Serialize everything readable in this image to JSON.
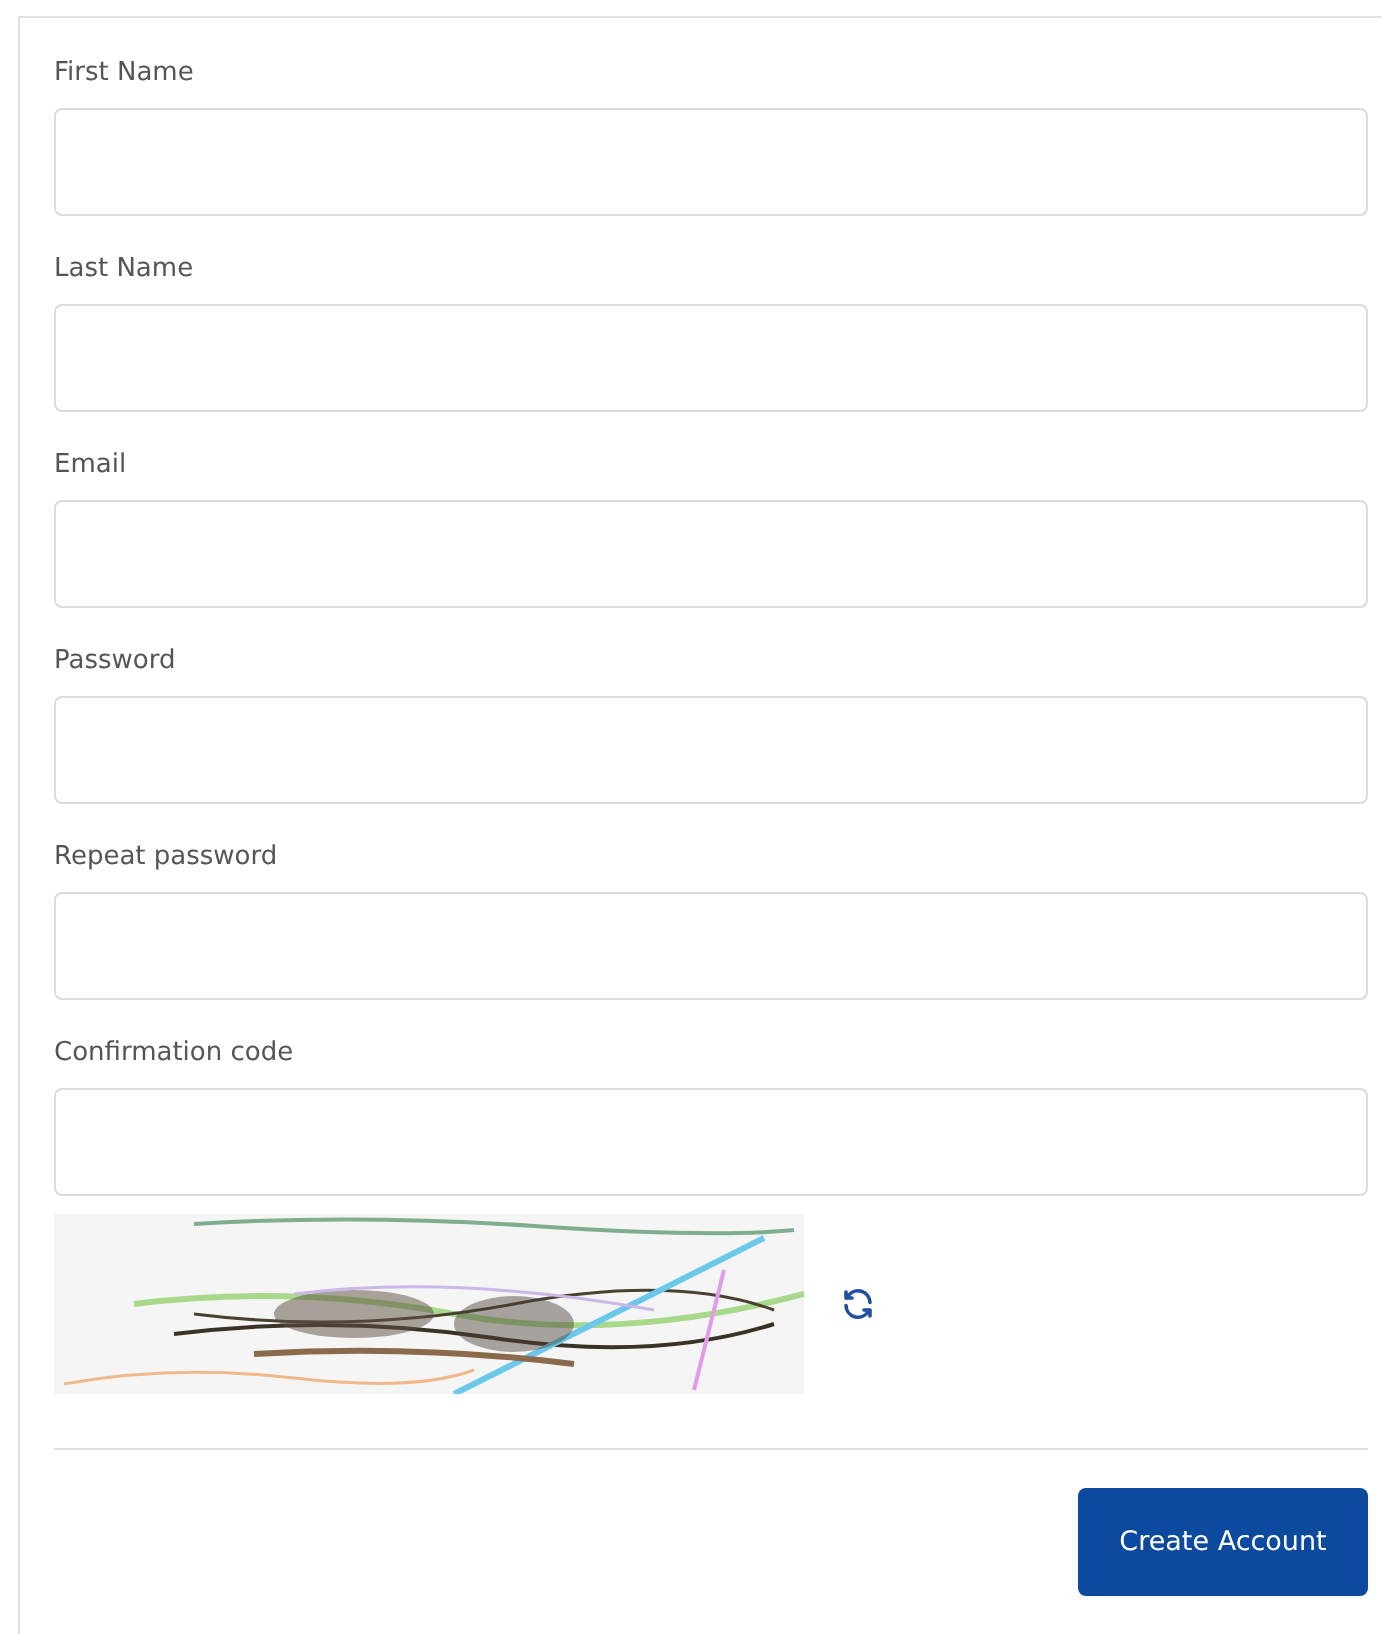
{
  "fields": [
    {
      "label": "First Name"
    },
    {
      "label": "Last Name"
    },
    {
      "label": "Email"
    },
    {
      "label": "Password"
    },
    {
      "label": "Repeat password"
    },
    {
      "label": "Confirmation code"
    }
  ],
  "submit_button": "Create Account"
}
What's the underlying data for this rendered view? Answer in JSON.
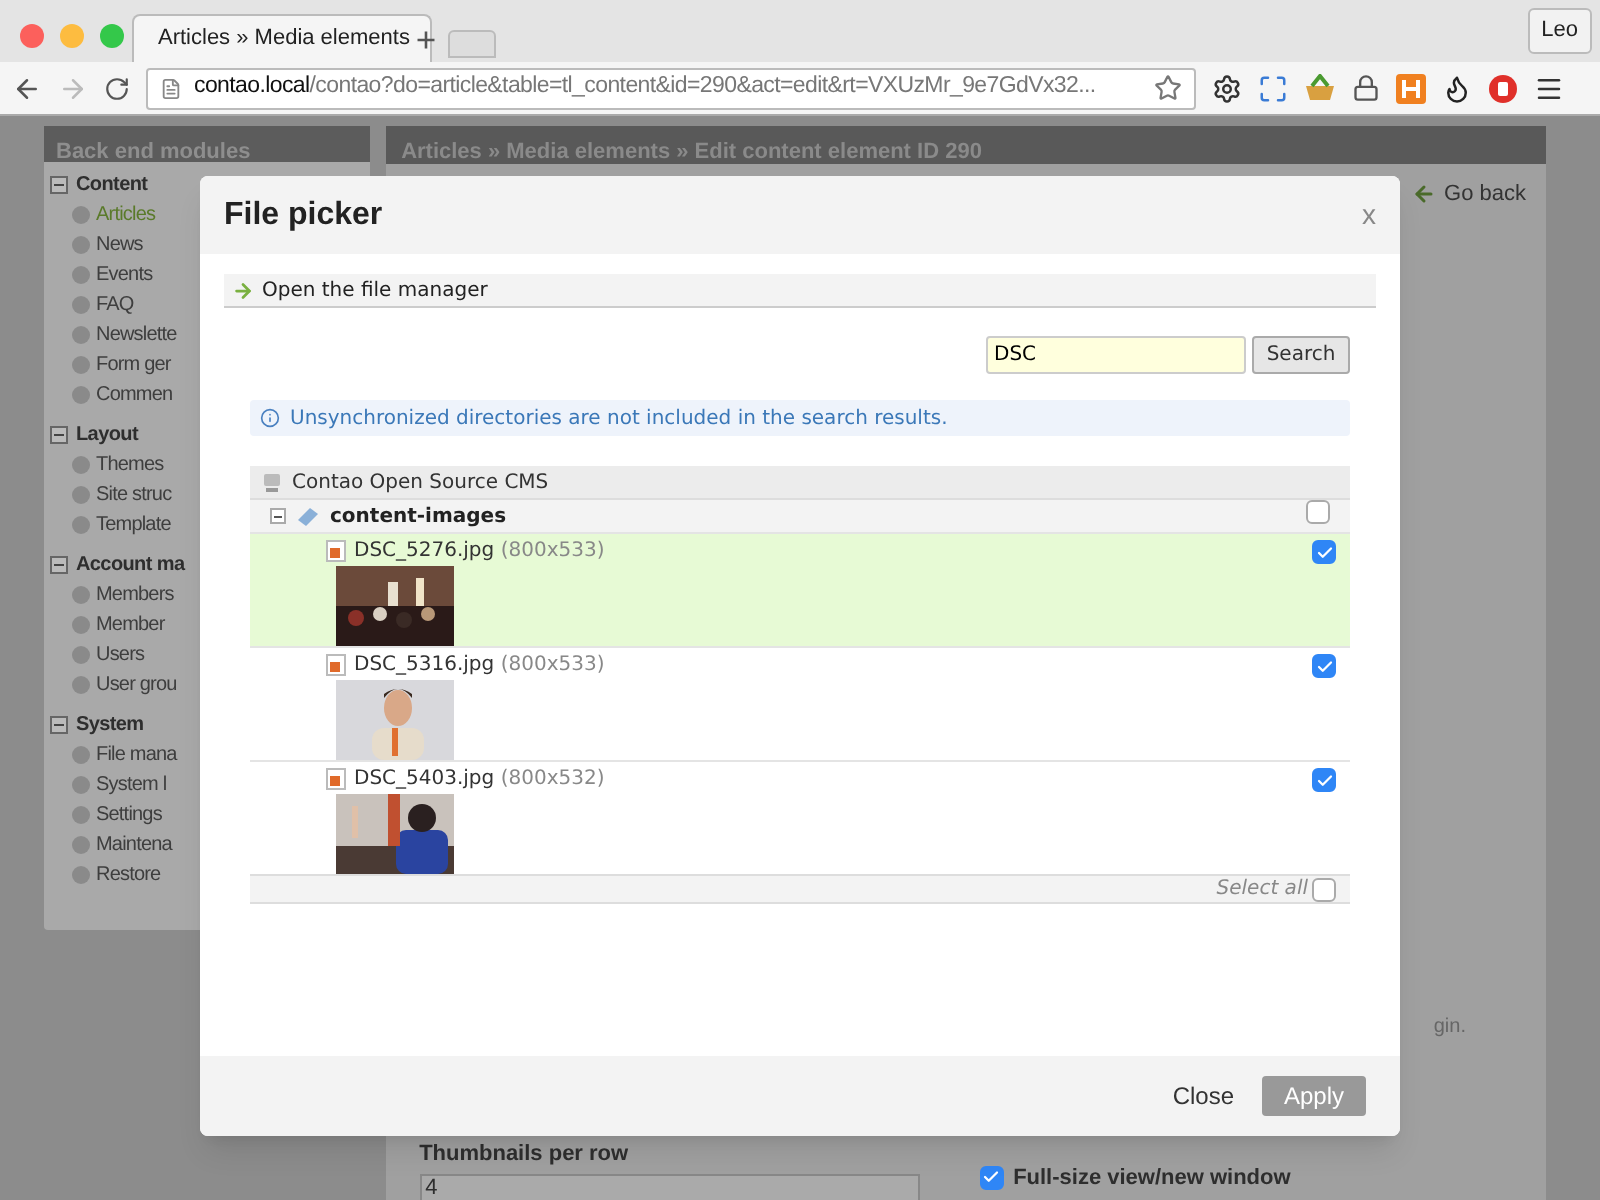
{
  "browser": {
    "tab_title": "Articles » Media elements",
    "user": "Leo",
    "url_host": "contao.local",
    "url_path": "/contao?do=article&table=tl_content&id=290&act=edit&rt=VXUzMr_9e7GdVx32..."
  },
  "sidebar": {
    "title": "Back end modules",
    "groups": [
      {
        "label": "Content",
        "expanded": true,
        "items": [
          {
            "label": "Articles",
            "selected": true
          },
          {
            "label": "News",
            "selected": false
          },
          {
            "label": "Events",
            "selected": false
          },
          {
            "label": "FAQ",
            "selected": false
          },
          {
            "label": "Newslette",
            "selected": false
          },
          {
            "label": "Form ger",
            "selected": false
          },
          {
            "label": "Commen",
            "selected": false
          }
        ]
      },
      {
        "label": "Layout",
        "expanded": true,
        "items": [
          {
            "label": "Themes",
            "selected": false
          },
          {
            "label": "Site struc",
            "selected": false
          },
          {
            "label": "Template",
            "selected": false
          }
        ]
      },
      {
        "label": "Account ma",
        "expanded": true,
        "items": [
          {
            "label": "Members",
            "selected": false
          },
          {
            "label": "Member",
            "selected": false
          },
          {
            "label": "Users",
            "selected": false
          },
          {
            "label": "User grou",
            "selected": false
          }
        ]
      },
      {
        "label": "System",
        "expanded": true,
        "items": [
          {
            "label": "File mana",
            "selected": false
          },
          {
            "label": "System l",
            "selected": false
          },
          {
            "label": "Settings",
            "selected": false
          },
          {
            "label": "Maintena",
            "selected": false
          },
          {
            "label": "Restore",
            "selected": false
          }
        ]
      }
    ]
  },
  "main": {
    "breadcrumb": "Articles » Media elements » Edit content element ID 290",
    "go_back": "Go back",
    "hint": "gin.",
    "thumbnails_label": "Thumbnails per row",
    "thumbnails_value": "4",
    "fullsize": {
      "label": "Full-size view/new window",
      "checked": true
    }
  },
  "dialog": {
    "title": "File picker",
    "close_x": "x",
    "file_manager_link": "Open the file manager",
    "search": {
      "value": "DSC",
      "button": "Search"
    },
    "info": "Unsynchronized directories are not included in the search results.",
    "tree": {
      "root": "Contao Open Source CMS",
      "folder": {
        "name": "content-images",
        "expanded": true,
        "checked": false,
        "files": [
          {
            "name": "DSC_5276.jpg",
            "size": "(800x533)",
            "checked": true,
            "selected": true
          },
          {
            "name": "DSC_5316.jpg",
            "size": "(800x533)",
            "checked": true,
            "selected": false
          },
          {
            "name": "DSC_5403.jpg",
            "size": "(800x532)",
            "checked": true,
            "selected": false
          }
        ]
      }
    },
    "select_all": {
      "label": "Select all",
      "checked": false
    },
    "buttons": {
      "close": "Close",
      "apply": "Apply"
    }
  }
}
####
■ Job: In the listing, find every line containing the word "Media" and list it.

■ Solution for this task:
    "tab_title": "Articles » Media elements",
    "breadcrumb": "Articles » Media elements » Edit content element ID 290",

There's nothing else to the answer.